→ **EXTRACTED MATERIAL**:
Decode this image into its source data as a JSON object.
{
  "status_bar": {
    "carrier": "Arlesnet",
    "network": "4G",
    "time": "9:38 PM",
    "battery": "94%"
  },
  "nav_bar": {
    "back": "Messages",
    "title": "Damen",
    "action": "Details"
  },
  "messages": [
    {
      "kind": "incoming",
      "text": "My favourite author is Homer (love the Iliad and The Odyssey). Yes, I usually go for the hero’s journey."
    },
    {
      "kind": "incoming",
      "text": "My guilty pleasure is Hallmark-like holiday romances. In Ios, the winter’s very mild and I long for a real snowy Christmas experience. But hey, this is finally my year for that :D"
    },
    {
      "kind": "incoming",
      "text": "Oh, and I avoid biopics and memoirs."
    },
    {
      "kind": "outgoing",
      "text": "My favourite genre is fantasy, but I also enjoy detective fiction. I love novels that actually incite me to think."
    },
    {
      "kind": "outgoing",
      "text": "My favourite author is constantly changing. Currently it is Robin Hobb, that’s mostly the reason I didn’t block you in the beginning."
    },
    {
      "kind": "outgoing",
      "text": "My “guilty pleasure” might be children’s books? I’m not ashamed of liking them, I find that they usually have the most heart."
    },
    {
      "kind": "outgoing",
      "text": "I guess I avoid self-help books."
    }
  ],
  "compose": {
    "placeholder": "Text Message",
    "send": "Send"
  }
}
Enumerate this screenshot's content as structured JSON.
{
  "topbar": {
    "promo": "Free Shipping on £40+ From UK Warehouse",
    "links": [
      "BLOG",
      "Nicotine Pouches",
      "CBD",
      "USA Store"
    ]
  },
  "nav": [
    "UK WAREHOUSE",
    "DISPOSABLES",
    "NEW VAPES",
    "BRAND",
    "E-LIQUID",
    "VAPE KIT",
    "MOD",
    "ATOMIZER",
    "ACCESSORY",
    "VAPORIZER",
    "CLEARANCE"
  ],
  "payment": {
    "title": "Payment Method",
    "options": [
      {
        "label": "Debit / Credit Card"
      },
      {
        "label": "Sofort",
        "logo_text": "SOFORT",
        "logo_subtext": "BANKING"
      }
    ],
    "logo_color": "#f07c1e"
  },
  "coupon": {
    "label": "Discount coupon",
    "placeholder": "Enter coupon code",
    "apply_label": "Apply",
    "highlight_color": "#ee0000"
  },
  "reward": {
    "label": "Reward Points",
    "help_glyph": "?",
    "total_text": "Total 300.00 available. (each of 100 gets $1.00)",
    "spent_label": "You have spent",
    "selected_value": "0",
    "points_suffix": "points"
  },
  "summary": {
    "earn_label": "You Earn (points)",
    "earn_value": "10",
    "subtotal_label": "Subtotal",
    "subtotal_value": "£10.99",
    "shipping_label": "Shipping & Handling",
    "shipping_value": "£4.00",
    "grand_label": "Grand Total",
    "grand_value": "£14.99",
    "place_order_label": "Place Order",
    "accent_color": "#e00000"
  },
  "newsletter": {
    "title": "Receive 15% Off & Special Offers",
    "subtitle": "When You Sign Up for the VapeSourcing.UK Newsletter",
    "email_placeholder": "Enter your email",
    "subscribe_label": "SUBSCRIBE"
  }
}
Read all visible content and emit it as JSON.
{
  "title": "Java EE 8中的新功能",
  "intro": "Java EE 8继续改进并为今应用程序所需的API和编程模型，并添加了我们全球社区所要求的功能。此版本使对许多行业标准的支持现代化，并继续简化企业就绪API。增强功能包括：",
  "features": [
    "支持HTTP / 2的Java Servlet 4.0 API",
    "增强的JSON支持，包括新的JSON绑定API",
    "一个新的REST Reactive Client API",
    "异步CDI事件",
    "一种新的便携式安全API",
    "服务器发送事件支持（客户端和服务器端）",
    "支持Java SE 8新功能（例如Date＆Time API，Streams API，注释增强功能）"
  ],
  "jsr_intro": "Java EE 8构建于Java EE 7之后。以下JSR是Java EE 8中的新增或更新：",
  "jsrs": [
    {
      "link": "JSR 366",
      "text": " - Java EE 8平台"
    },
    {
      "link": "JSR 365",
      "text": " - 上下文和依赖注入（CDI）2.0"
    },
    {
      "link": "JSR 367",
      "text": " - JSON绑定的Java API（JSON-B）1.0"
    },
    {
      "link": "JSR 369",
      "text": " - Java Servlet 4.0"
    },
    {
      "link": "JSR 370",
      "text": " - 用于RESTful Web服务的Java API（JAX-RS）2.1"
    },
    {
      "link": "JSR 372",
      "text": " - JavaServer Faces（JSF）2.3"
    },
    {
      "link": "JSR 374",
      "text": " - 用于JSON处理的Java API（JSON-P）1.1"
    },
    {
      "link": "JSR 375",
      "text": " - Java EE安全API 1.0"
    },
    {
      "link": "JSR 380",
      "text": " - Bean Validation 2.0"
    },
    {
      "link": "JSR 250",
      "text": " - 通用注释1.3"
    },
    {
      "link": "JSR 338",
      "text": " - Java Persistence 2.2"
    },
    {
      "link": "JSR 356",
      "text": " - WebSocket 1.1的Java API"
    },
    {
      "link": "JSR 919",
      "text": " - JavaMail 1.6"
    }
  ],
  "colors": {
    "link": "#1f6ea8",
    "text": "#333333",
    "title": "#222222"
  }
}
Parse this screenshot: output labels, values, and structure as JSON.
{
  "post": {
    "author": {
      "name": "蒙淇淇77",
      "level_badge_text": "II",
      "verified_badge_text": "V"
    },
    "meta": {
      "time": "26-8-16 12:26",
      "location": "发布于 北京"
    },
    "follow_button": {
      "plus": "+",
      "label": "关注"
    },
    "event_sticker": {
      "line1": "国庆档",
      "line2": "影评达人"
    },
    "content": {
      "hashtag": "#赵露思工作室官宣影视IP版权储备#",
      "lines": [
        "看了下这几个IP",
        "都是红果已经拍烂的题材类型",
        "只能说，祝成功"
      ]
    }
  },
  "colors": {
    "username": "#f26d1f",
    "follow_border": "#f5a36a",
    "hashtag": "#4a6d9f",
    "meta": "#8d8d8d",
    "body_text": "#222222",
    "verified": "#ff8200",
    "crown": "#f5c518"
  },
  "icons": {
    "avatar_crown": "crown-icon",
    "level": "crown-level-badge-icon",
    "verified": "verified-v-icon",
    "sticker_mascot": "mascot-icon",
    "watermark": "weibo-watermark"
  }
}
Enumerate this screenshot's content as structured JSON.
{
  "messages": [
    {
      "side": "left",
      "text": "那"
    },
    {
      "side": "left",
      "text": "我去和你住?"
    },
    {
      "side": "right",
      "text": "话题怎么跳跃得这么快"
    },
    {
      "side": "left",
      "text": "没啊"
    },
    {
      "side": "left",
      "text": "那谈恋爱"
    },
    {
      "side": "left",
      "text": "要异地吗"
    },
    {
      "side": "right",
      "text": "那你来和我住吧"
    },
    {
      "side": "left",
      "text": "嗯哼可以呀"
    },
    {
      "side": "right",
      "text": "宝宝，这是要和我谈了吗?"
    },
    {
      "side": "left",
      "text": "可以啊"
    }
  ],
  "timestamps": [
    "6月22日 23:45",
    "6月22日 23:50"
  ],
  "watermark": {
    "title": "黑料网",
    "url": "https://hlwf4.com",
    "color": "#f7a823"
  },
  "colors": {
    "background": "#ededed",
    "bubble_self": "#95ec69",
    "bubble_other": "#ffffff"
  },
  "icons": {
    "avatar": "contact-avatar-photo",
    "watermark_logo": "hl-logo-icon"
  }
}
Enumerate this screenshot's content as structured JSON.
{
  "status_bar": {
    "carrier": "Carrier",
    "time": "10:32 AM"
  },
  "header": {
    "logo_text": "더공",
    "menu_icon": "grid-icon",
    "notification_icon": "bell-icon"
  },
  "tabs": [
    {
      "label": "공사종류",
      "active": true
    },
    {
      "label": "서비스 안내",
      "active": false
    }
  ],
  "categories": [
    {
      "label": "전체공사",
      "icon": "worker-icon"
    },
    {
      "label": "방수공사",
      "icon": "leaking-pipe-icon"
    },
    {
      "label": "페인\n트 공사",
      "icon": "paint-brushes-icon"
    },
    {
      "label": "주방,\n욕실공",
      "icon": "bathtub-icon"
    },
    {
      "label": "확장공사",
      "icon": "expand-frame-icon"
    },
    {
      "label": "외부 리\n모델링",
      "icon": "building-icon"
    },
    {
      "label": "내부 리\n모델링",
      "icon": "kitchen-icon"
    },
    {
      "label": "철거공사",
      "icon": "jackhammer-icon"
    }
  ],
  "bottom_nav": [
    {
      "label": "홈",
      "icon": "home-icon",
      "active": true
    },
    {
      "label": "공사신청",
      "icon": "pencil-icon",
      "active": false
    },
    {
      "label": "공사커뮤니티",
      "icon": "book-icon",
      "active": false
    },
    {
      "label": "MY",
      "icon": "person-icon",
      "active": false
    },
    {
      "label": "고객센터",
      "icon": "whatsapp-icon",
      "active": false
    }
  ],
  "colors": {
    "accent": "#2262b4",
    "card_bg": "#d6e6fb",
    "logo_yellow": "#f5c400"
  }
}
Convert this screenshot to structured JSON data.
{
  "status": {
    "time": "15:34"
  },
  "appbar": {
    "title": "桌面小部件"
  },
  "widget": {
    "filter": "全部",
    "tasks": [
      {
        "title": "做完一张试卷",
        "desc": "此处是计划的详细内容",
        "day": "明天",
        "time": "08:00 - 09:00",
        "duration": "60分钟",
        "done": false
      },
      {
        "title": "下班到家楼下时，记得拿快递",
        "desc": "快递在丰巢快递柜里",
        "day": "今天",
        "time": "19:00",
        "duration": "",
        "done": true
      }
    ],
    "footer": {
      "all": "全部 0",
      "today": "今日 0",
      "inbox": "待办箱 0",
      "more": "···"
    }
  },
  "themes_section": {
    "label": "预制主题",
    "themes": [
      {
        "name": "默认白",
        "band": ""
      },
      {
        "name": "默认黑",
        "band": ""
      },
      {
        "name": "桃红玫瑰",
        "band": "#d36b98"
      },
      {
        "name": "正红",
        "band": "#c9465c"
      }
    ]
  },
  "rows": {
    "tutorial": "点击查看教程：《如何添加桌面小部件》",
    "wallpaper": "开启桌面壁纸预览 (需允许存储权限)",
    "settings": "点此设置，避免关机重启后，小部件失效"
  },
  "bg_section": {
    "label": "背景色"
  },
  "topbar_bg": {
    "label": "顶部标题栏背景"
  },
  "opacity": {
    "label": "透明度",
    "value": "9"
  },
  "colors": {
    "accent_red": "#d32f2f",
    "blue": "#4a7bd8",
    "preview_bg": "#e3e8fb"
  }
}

→ **TASK OBJECTIVE**:
Of the lines in the data, how many hold the string "that"? State the number, nothing else.

→ **COMPLETED EXERCISE**:
4